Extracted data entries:
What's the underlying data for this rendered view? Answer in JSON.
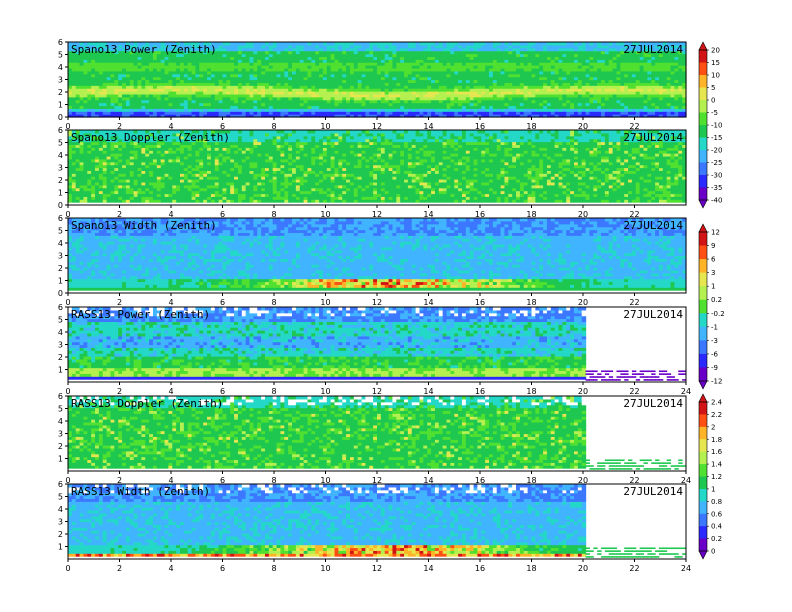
{
  "chart_data": [
    {
      "type": "heatmap",
      "title": "Spano13 Power (Zenith)",
      "date": "27JUL2014",
      "xlim": [
        0,
        24
      ],
      "xticks": [
        "0",
        "2",
        "4",
        "6",
        "8",
        "10",
        "12",
        "14",
        "16",
        "18",
        "20",
        "22"
      ],
      "ylim": [
        0,
        6
      ],
      "yticks": [
        "0",
        "1",
        "2",
        "3",
        "4",
        "5",
        "6"
      ],
      "data_end_hour": 24,
      "colorbar": "power"
    },
    {
      "type": "heatmap",
      "title": "Spano13 Doppler (Zenith)",
      "date": "27JUL2014",
      "xlim": [
        0,
        24
      ],
      "xticks": [
        "0",
        "2",
        "4",
        "6",
        "8",
        "10",
        "12",
        "14",
        "16",
        "18",
        "20",
        "22"
      ],
      "ylim": [
        0,
        6
      ],
      "yticks": [
        "0",
        "1",
        "2",
        "3",
        "4",
        "5",
        "6"
      ],
      "data_end_hour": 24,
      "colorbar": "doppler"
    },
    {
      "type": "heatmap",
      "title": "Spano13 Width (Zenith)",
      "date": "27JUL2014",
      "xlim": [
        0,
        24
      ],
      "xticks": [
        "0",
        "2",
        "4",
        "6",
        "8",
        "10",
        "12",
        "14",
        "16",
        "18",
        "20",
        "22"
      ],
      "ylim": [
        0,
        6
      ],
      "yticks": [
        "0",
        "1",
        "2",
        "3",
        "4",
        "5",
        "6"
      ],
      "data_end_hour": 24,
      "colorbar": "width"
    },
    {
      "type": "heatmap",
      "title": "RASS13 Power (Zenith)",
      "date": "27JUL2014",
      "xlim": [
        0,
        24
      ],
      "xticks": [
        "0",
        "2",
        "4",
        "6",
        "8",
        "10",
        "12",
        "14",
        "16",
        "18",
        "20",
        "22",
        "24"
      ],
      "ylim": [
        0,
        6
      ],
      "yticks": [
        "1",
        "2",
        "3",
        "4",
        "5",
        "6"
      ],
      "data_end_hour": 20.1,
      "colorbar": "power"
    },
    {
      "type": "heatmap",
      "title": "RASS13 Doppler (Zenith)",
      "date": "27JUL2014",
      "xlim": [
        0,
        24
      ],
      "xticks": [
        "0",
        "2",
        "4",
        "6",
        "8",
        "10",
        "12",
        "14",
        "16",
        "18",
        "20",
        "22",
        "24"
      ],
      "ylim": [
        0,
        6
      ],
      "yticks": [
        "1",
        "2",
        "3",
        "4",
        "5",
        "6"
      ],
      "data_end_hour": 20.1,
      "colorbar": "doppler"
    },
    {
      "type": "heatmap",
      "title": "RASS13 Width (Zenith)",
      "date": "27JUL2014",
      "xlim": [
        0,
        24
      ],
      "xticks": [
        "0",
        "2",
        "4",
        "6",
        "8",
        "10",
        "12",
        "14",
        "16",
        "18",
        "20",
        "22",
        "24"
      ],
      "ylim": [
        0,
        6
      ],
      "yticks": [
        "1",
        "2",
        "3",
        "4",
        "5",
        "6"
      ],
      "data_end_hour": 20.1,
      "colorbar": "width"
    }
  ],
  "colorbars": [
    {
      "id": "power",
      "labels": [
        "20",
        "15",
        "10",
        "5",
        "0",
        "-5",
        "-10",
        "-15",
        "-20",
        "-25",
        "-30",
        "-35",
        "-40"
      ]
    },
    {
      "id": "doppler",
      "labels": [
        "12",
        "9",
        "6",
        "3",
        "1",
        "0.2",
        "-0.2",
        "-1",
        "-3",
        "-6",
        "-9",
        "-12"
      ]
    },
    {
      "id": "width",
      "labels": [
        "2.4",
        "2.2",
        "2",
        "1.8",
        "1.6",
        "1.4",
        "1.2",
        "1",
        "0.8",
        "0.6",
        "0.4",
        "0.2",
        "0"
      ]
    }
  ],
  "palette": [
    "#6a00c8",
    "#2a2aff",
    "#3c78ff",
    "#40b4ff",
    "#24d8c8",
    "#1ec850",
    "#50e030",
    "#b4f050",
    "#e6e650",
    "#ffb428",
    "#ff5014",
    "#d21414"
  ]
}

**Your task:**
From the data, collect all lines where the string "title" appears.

**Complete output:**
      "title": "Spano13 Power (Zenith)",
      "title": "Spano13 Doppler (Zenith)",
      "title": "Spano13 Width (Zenith)",
      "title": "RASS13 Power (Zenith)",
      "title": "RASS13 Doppler (Zenith)",
      "title": "RASS13 Width (Zenith)",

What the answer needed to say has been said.